------ MATERIAL

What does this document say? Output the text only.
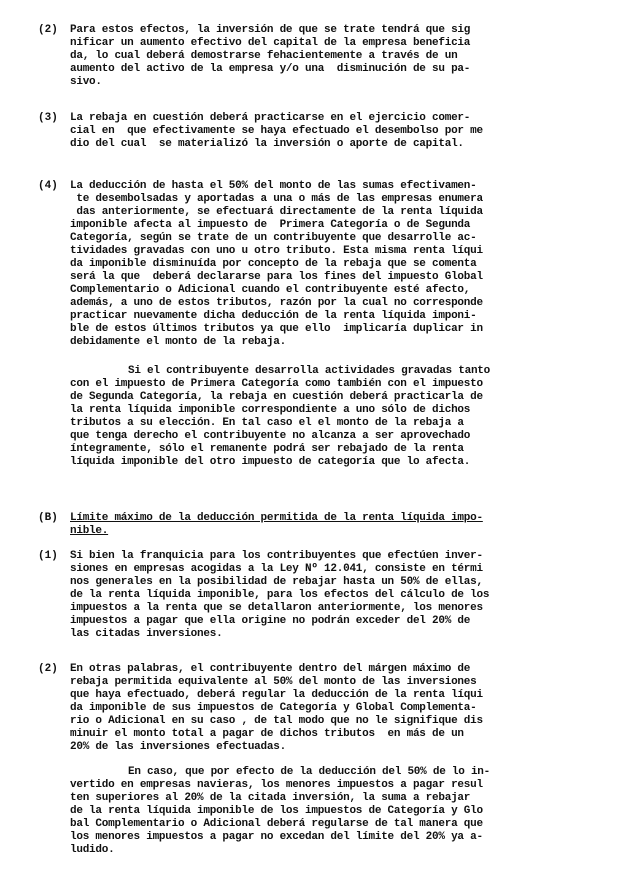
(2) Para estos efectos, la inversión de que se trate tendrá que sig
nificar un aumento efectivo del capital de la empresa beneficia
da, lo cual deberá demostrarse fehacientemente a través de un
aumento del activo de la empresa y/o una  disminución de su pa-
sivo.
(3) La rebaja en cuestión deberá practicarse en el ejercicio comer-
cial en  que efectivamente se haya efectuado el desembolso por me
dio del cual  se materializó la inversión o aporte de capital.
(4) La deducción de hasta el 50% del monto de las sumas efectivamen-
te desembolsadas y aportadas a una o más de las empresas enumera
das anteriormente, se efectuará directamente de la renta líquida
imponible afecta al impuesto de  Primera Categoría o de Segunda
Categoría, según se trate de un contribuyente que desarrolle ac-
tividades gravadas con uno u otro tributo. Esta misma renta líqui
da imponible disminuída por concepto de la rebaja que se comenta
será la que  deberá declararse para los fines del impuesto Global
Complementario o Adicional cuando el contribuyente esté afecto,
además, a uno de estos tributos, razón por la cual no corresponde
practicar nuevamente dicha deducción de la renta líquida imponi-
ble de estos últimos tributos ya que ello  implicaría duplicar in
debidamente el monto de la rebaja.
Si el contribuyente desarrolla actividades gravadas tanto
con el impuesto de Primera Categoría como también con el impuesto
de Segunda Categoría, la rebaja en cuestión deberá practicarla de
la renta líquida imponible correspondiente a uno sólo de dichos
tributos a su elección. En tal caso el el monto de la rebaja a
que tenga derecho el contribuyente no alcanza a ser aprovechado
íntegramente, sólo el remanente podrá ser rebajado de la renta
líquida imponible del otro impuesto de categoría que lo afecta.
(B) Límite máximo de la deducción permitida de la renta líquida impo-
nible.
(1) Si bien la franquicia para los contribuyentes que efectúen inver-
siones en empresas acogidas a la Ley Nº 12.041, consiste en térmi
nos generales en la posibilidad de rebajar hasta un 50% de ellas,
de la renta líquida imponible, para los efectos del cálculo de los
impuestos a la renta que se detallaron anteriormente, los menores
impuestos a pagar que ella origine no podrán exceder del 20% de
las citadas inversiones.
(2) En otras palabras, el contribuyente dentro del márgen máximo de
rebaja permitida equivalente al 50% del monto de las inversiones
que haya efectuado, deberá regular la deducción de la renta líqui
da imponible de sus impuestos de Categoría y Global Complementa-
rio o Adicional en su caso , de tal modo que no le signifique dis
minuir el monto total a pagar de dichos tributos  en más de un
20% de las inversiones efectuadas.
En caso, que por efecto de la deducción del 50% de lo in-
vertido en empresas navieras, los menores impuestos a pagar resul
ten superiores al 20% de la citada inversión, la suma a rebajar
de la renta líquida imponible de los impuestos de Categoría y Glo
bal Complementario o Adicional deberá regularse de tal manera que
los menores impuestos a pagar no excedan del límite del 20% ya a-
ludido.
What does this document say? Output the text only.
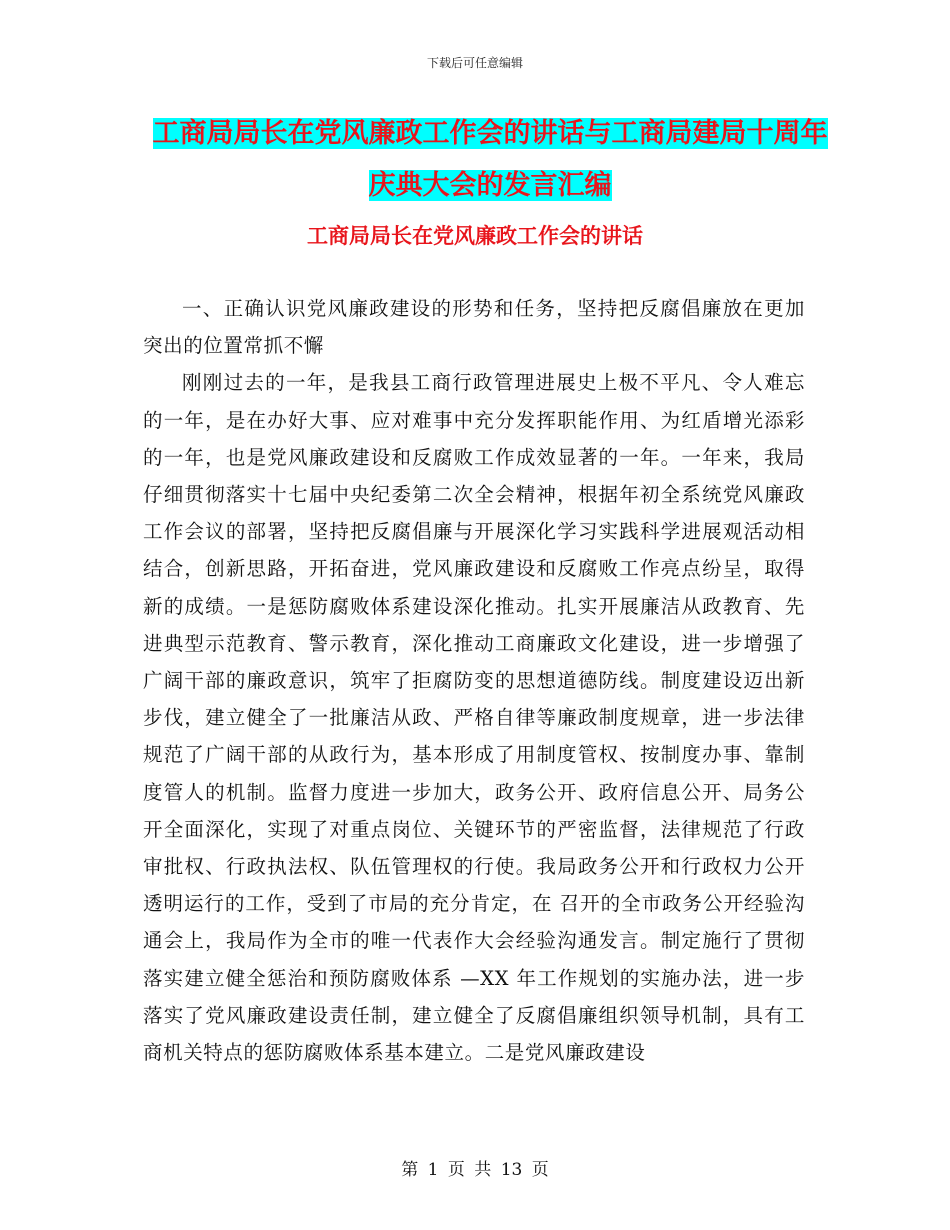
下载后可任意编辑
工商局局长在党风廉政工作会的讲话与工商局建局十周年庆典大会的发言汇编
工商局局长在党风廉政工作会的讲话

一、正确认识党风廉政建设的形势和任务，坚持把反腐倡廉放在更加突出的位置常抓不懈

刚刚过去的一年，是我县工商行政管理进展史上极不平凡、令人难忘的一年，是在办好大事、应对难事中充分发挥职能作用、为红盾增光添彩的一年，也是党风廉政建设和反腐败工作成效显著的一年。一年来，我局仔细贯彻落实十七届中央纪委第二次全会精神，根据年初全系统党风廉政工作会议的部署，坚持把反腐倡廉与开展深化学习实践科学进展观活动相结合，创新思路，开拓奋进，党风廉政建设和反腐败工作亮点纷呈，取得新的成绩。一是惩防腐败体系建设深化推动。扎实开展廉洁从政教育、先进典型示范教育、警示教育，深化推动工商廉政文化建设，进一步增强了广阔干部的廉政意识，筑牢了拒腐防变的思想道德防线。制度建设迈出新步伐，建立健全了一批廉洁从政、严格自律等廉政制度规章，进一步法律规范了广阔干部的从政行为，基本形成了用制度管权、按制度办事、靠制度管人的机制。监督力度进一步加大，政务公开、政府信息公开、局务公开全面深化，实现了对重点岗位、关键环节的严密监督，法律规范了行政审批权、行政执法权、队伍管理权的行使。我局政务公开和行政权力公开透明运行的工作，受到了市局的充分肯定，在 召开的全市政务公开经验沟通会上，我局作为全市的唯一代表作大会经验沟通发言。制定施行了贯彻落实建立健全惩治和预防腐败体系 —XX 年工作规划的实施办法，进一步落实了党风廉政建设责任制，建立健全了反腐倡廉组织领导机制，具有工商机关特点的惩防腐败体系基本建立。二是党风廉政建设

第 1 页 共 13 页
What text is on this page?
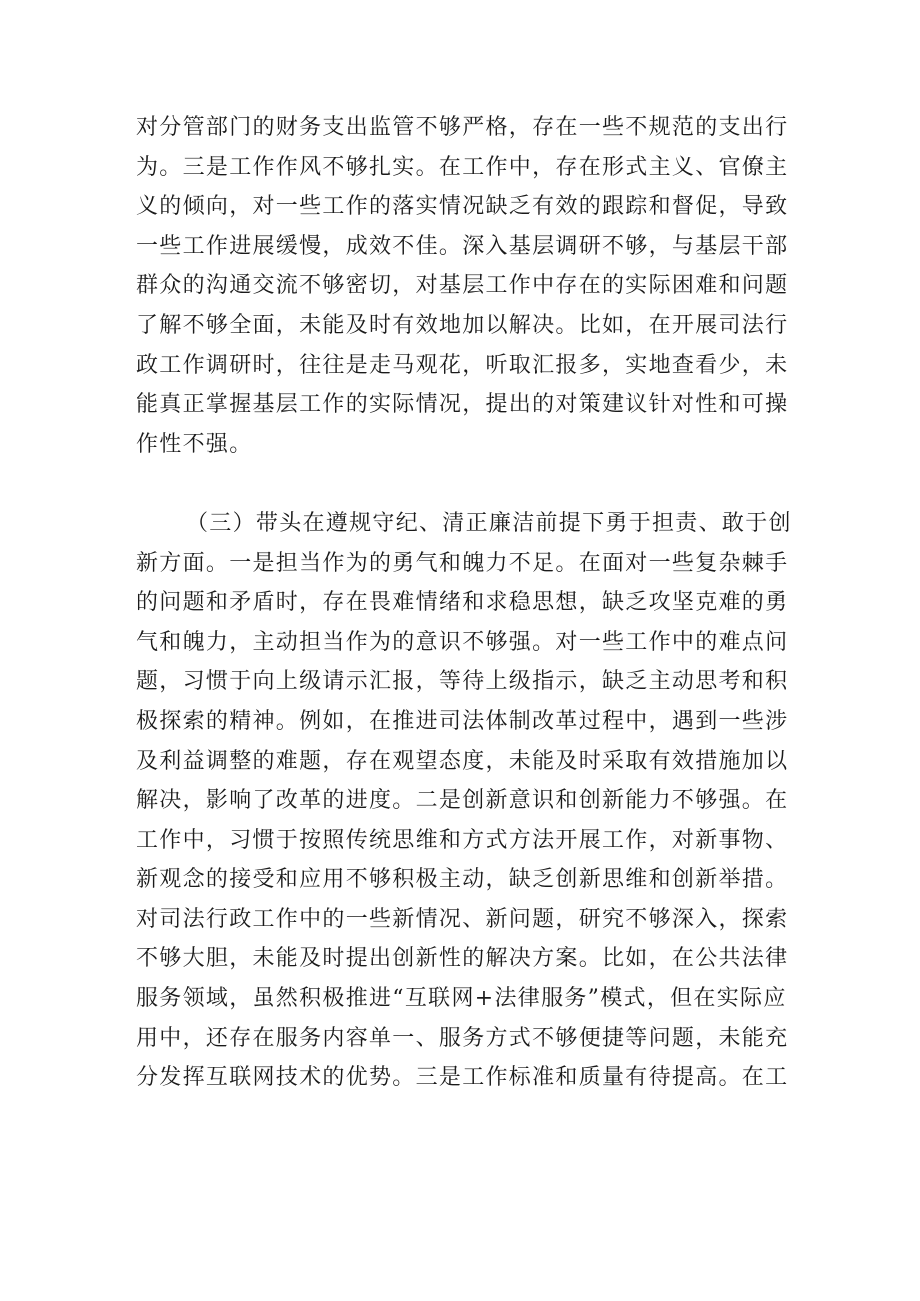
对分管部门的财务支出监管不够严格，存在一些不规范的支出行
为。三是工作作风不够扎实。在工作中，存在形式主义、官僚主
义的倾向，对一些工作的落实情况缺乏有效的跟踪和督促，导致
一些工作进展缓慢，成效不佳。深入基层调研不够，与基层干部
群众的沟通交流不够密切，对基层工作中存在的实际困难和问题
了解不够全面，未能及时有效地加以解决。比如，在开展司法行
政工作调研时，往往是走马观花，听取汇报多，实地查看少，未
能真正掌握基层工作的实际情况，提出的对策建议针对性和可操
作性不强。
（三）带头在遵规守纪、清正廉洁前提下勇于担责、敢于创
新方面。一是担当作为的勇气和魄力不足。在面对一些复杂棘手
的问题和矛盾时，存在畏难情绪和求稳思想，缺乏攻坚克难的勇
气和魄力，主动担当作为的意识不够强。对一些工作中的难点问
题，习惯于向上级请示汇报，等待上级指示，缺乏主动思考和积
极探索的精神。例如，在推进司法体制改革过程中，遇到一些涉
及利益调整的难题，存在观望态度，未能及时采取有效措施加以
解决，影响了改革的进度。二是创新意识和创新能力不够强。在
工作中，习惯于按照传统思维和方式方法开展工作，对新事物、
新观念的接受和应用不够积极主动，缺乏创新思维和创新举措。
对司法行政工作中的一些新情况、新问题，研究不够深入，探索
不够大胆，未能及时提出创新性的解决方案。比如，在公共法律
服务领域，虽然积极推进“互联网+法律服务”模式，但在实际应
用中，还存在服务内容单一、服务方式不够便捷等问题，未能充
分发挥互联网技术的优势。三是工作标准和质量有待提高。在工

------------

__EXERCISE GOAL__: Each record should be quoted exactly, with the images omitted.

__RESULT OF THIS TASK__:
What does this document say? Output the text only.
(2) Para estos efectos, la inversión de que se trate tendrá que sig
nificar un aumento efectivo del capital de la empresa beneficia
da, lo cual deberá demostrarse fehacientemente a través de un
aumento del activo de la empresa y/o una  disminución de su pa-
sivo.
(3) La rebaja en cuestión deberá practicarse en el ejercicio comer-
cial en  que efectivamente se haya efectuado el desembolso por me
dio del cual  se materializó la inversión o aporte de capital.
(4) La deducción de hasta el 50% del monto de las sumas efectivamen-
te desembolsadas y aportadas a una o más de las empresas enumera
das anteriormente, se efectuará directamente de la renta líquida
imponible afecta al impuesto de  Primera Categoría o de Segunda
Categoría, según se trate de un contribuyente que desarrolle ac-
tividades gravadas con uno u otro tributo. Esta misma renta líqui
da imponible disminuída por concepto de la rebaja que se comenta
será la que  deberá declararse para los fines del impuesto Global
Complementario o Adicional cuando el contribuyente esté afecto,
además, a uno de estos tributos, razón por la cual no corresponde
practicar nuevamente dicha deducción de la renta líquida imponi-
ble de estos últimos tributos ya que ello  implicaría duplicar in
debidamente el monto de la rebaja.
Si el contribuyente desarrolla actividades gravadas tanto
con el impuesto de Primera Categoría como también con el impuesto
de Segunda Categoría, la rebaja en cuestión deberá practicarla de
la renta líquida imponible correspondiente a uno sólo de dichos
tributos a su elección. En tal caso el el monto de la rebaja a
que tenga derecho el contribuyente no alcanza a ser aprovechado
íntegramente, sólo el remanente podrá ser rebajado de la renta
líquida imponible del otro impuesto de categoría que lo afecta.
(B) Límite máximo de la deducción permitida de la renta líquida impo-
nible.
(1) Si bien la franquicia para los contribuyentes que efectúen inver-
siones en empresas acogidas a la Ley Nº 12.041, consiste en térmi
nos generales en la posibilidad de rebajar hasta un 50% de ellas,
de la renta líquida imponible, para los efectos del cálculo de los
impuestos a la renta que se detallaron anteriormente, los menores
impuestos a pagar que ella origine no podrán exceder del 20% de
las citadas inversiones.
(2) En otras palabras, el contribuyente dentro del márgen máximo de
rebaja permitida equivalente al 50% del monto de las inversiones
que haya efectuado, deberá regular la deducción de la renta líqui
da imponible de sus impuestos de Categoría y Global Complementa-
rio o Adicional en su caso , de tal modo que no le signifique dis
minuir el monto total a pagar de dichos tributos  en más de un
20% de las inversiones efectuadas.
En caso, que por efecto de la deducción del 50% de lo in-
vertido en empresas navieras, los menores impuestos a pagar resul
ten superiores al 20% de la citada inversión, la suma a rebajar
de la renta líquida imponible de los impuestos de Categoría y Glo
bal Complementario o Adicional deberá regularse de tal manera que
los menores impuestos a pagar no excedan del límite del 20% ya a-
ludido.
What does this document say? Output the text only.
下载后可任意编辑
工商局局长在党风廉政工作会的讲话与工商局建局十周年庆典大会的发言汇编
工商局局长在党风廉政工作会的讲话

一、正确认识党风廉政建设的形势和任务，坚持把反腐倡廉放在更加突出的位置常抓不懈

刚刚过去的一年，是我县工商行政管理进展史上极不平凡、令人难忘的一年，是在办好大事、应对难事中充分发挥职能作用、为红盾增光添彩的一年，也是党风廉政建设和反腐败工作成效显著的一年。一年来，我局仔细贯彻落实十七届中央纪委第二次全会精神，根据年初全系统党风廉政工作会议的部署，坚持把反腐倡廉与开展深化学习实践科学进展观活动相结合，创新思路，开拓奋进，党风廉政建设和反腐败工作亮点纷呈，取得新的成绩。一是惩防腐败体系建设深化推动。扎实开展廉洁从政教育、先进典型示范教育、警示教育，深化推动工商廉政文化建设，进一步增强了广阔干部的廉政意识，筑牢了拒腐防变的思想道德防线。制度建设迈出新步伐，建立健全了一批廉洁从政、严格自律等廉政制度规章，进一步法律规范了广阔干部的从政行为，基本形成了用制度管权、按制度办事、靠制度管人的机制。监督力度进一步加大，政务公开、政府信息公开、局务公开全面深化，实现了对重点岗位、关键环节的严密监督，法律规范了行政审批权、行政执法权、队伍管理权的行使。我局政务公开和行政权力公开透明运行的工作，受到了市局的充分肯定，在 召开的全市政务公开经验沟通会上，我局作为全市的唯一代表作大会经验沟通发言。制定施行了贯彻落实建立健全惩治和预防腐败体系 —XX 年工作规划的实施办法，进一步落实了党风廉政建设责任制，建立健全了反腐倡廉组织领导机制，具有工商机关特点的惩防腐败体系基本建立。二是党风廉政建设

第 1 页 共 13 页
What text is on this page?
对分管部门的财务支出监管不够严格，存在一些不规范的支出行
为。三是工作作风不够扎实。在工作中，存在形式主义、官僚主
义的倾向，对一些工作的落实情况缺乏有效的跟踪和督促，导致
一些工作进展缓慢，成效不佳。深入基层调研不够，与基层干部
群众的沟通交流不够密切，对基层工作中存在的实际困难和问题
了解不够全面，未能及时有效地加以解决。比如，在开展司法行
政工作调研时，往往是走马观花，听取汇报多，实地查看少，未
能真正掌握基层工作的实际情况，提出的对策建议针对性和可操
作性不强。
（三）带头在遵规守纪、清正廉洁前提下勇于担责、敢于创
新方面。一是担当作为的勇气和魄力不足。在面对一些复杂棘手
的问题和矛盾时，存在畏难情绪和求稳思想，缺乏攻坚克难的勇
气和魄力，主动担当作为的意识不够强。对一些工作中的难点问
题，习惯于向上级请示汇报，等待上级指示，缺乏主动思考和积
极探索的精神。例如，在推进司法体制改革过程中，遇到一些涉
及利益调整的难题，存在观望态度，未能及时采取有效措施加以
解决，影响了改革的进度。二是创新意识和创新能力不够强。在
工作中，习惯于按照传统思维和方式方法开展工作，对新事物、
新观念的接受和应用不够积极主动，缺乏创新思维和创新举措。
对司法行政工作中的一些新情况、新问题，研究不够深入，探索
不够大胆，未能及时提出创新性的解决方案。比如，在公共法律
服务领域，虽然积极推进“互联网+法律服务”模式，但在实际应
用中，还存在服务内容单一、服务方式不够便捷等问题，未能充
分发挥互联网技术的优势。三是工作标准和质量有待提高。在工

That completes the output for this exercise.